------ PROVIDED DATA ------
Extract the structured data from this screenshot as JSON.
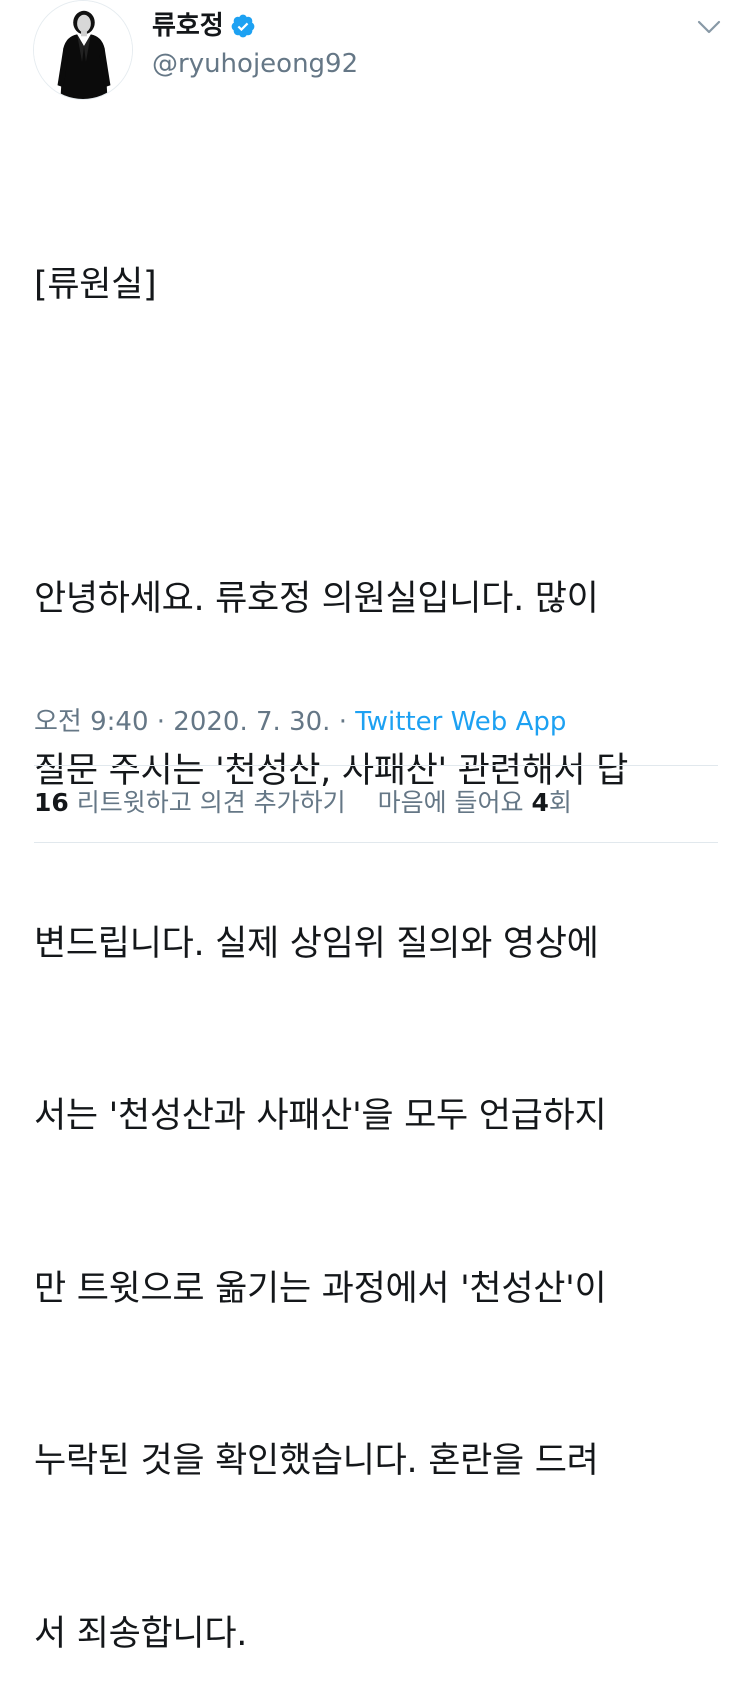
{
  "tweet": {
    "author": {
      "display_name": "류호정",
      "handle": "@ryuhojeong92",
      "verified": true,
      "avatar_icon": "profile-photo"
    },
    "header_label": "[류원실]",
    "body_lines": [
      "안녕하세요. 류호정 의원실입니다. 많이",
      "질문 주시는 '천성산, 사패산' 관련해서 답",
      "변드립니다. 실제 상임위 질의와 영상에",
      "서는 '천성산과 사패산'을 모두 언급하지",
      "만 트윗으로 옮기는 과정에서 '천성산'이",
      "누락된 것을 확인했습니다. 혼란을 드려",
      "서 죄송합니다."
    ],
    "time": "오전 9:40",
    "date": "2020. 7. 30.",
    "separator": "·",
    "source": "Twitter Web App",
    "retweets_count": "16",
    "retweets_label": "리트윗하고 의견 추가하기",
    "likes_label": "마음에 들어요",
    "likes_count": "4",
    "likes_suffix": "회"
  },
  "colors": {
    "text": "#14171a",
    "secondary": "#657786",
    "link": "#1da1f2",
    "divider": "#e1e8ed",
    "verified": "#1da1f2"
  },
  "icons": {
    "verified": "verified-badge-icon",
    "menu": "chevron-down-icon"
  }
}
------
### [PROBLEM]
Write out each line of the data exactly; the images should be left out.

### [SOLUTION FOR THIS PROBLEM]
Extract the structured data from this screenshot as JSON.
{
  "tweet": {
    "author": {
      "display_name": "류호정",
      "handle": "@ryuhojeong92",
      "verified": true,
      "avatar_icon": "profile-photo"
    },
    "header_label": "[류원실]",
    "body_lines": [
      "안녕하세요. 류호정 의원실입니다. 많이",
      "질문 주시는 '천성산, 사패산' 관련해서 답",
      "변드립니다. 실제 상임위 질의와 영상에",
      "서는 '천성산과 사패산'을 모두 언급하지",
      "만 트윗으로 옮기는 과정에서 '천성산'이",
      "누락된 것을 확인했습니다. 혼란을 드려",
      "서 죄송합니다."
    ],
    "time": "오전 9:40",
    "date": "2020. 7. 30.",
    "separator": "·",
    "source": "Twitter Web App",
    "retweets_count": "16",
    "retweets_label": "리트윗하고 의견 추가하기",
    "likes_label": "마음에 들어요",
    "likes_count": "4",
    "likes_suffix": "회"
  },
  "colors": {
    "text": "#14171a",
    "secondary": "#657786",
    "link": "#1da1f2",
    "divider": "#e1e8ed",
    "verified": "#1da1f2"
  },
  "icons": {
    "verified": "verified-badge-icon",
    "menu": "chevron-down-icon"
  }
}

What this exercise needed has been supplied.